-- INSTRUCTIONS TO FOLLOW --
Every entry that follows should be reproduced exactly.

-- AVAILABLE DATA start --

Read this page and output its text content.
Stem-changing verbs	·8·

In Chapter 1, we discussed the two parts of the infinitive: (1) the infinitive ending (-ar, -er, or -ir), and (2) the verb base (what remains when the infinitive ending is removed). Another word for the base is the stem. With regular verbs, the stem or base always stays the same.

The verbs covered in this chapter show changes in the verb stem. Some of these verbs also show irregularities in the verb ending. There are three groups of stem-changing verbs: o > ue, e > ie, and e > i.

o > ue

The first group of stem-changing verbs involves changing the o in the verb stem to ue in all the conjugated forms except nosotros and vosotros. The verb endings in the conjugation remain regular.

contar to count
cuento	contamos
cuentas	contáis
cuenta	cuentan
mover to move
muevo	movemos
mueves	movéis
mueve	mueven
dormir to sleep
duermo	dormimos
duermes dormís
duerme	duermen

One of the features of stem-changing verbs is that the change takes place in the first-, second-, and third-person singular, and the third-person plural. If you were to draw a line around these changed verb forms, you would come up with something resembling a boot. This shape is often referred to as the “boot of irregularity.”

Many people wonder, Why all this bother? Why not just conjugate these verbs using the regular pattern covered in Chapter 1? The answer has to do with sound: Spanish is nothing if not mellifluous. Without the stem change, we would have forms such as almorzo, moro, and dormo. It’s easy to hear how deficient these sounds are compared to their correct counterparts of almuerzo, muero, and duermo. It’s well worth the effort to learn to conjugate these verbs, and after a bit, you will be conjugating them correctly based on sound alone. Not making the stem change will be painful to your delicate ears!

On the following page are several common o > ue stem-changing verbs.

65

-- AVAILABLE DATA end --

-- EXPECTED ANSWER --
Read this page and output its text content.
Stem-changing verbs	·8·

In Chapter 1, we discussed the two parts of the infinitive: (1) the infinitive ending (-ar, -er, or -ir), and (2) the verb base (what remains when the infinitive ending is removed). Another word for the base is the stem. With regular verbs, the stem or base always stays the same.

The verbs covered in this chapter show changes in the verb stem. Some of these verbs also show irregularities in the verb ending. There are three groups of stem-changing verbs: o > ue, e > ie, and e > i.

o > ue

The first group of stem-changing verbs involves changing the o in the verb stem to ue in all the conjugated forms except nosotros and vosotros. The verb endings in the conjugation remain regular.

contar to count
cuento	contamos
cuentas	contáis
cuenta	cuentan
mover to move
muevo	movemos
mueves	movéis
mueve	mueven
dormir to sleep
duermo	dormimos
duermes dormís
duerme	duermen

One of the features of stem-changing verbs is that the change takes place in the first-, second-, and third-person singular, and the third-person plural. If you were to draw a line around these changed verb forms, you would come up with something resembling a boot. This shape is often referred to as the “boot of irregularity.”

Many people wonder, Why all this bother? Why not just conjugate these verbs using the regular pattern covered in Chapter 1? The answer has to do with sound: Spanish is nothing if not mellifluous. Without the stem change, we would have forms such as almorzo, moro, and dormo. It’s easy to hear how deficient these sounds are compared to their correct counterparts of almuerzo, muero, and duermo. It’s well worth the effort to learn to conjugate these verbs, and after a bit, you will be conjugating them correctly based on sound alone. Not making the stem change will be painful to your delicate ears!

On the following page are several common o > ue stem-changing verbs.

65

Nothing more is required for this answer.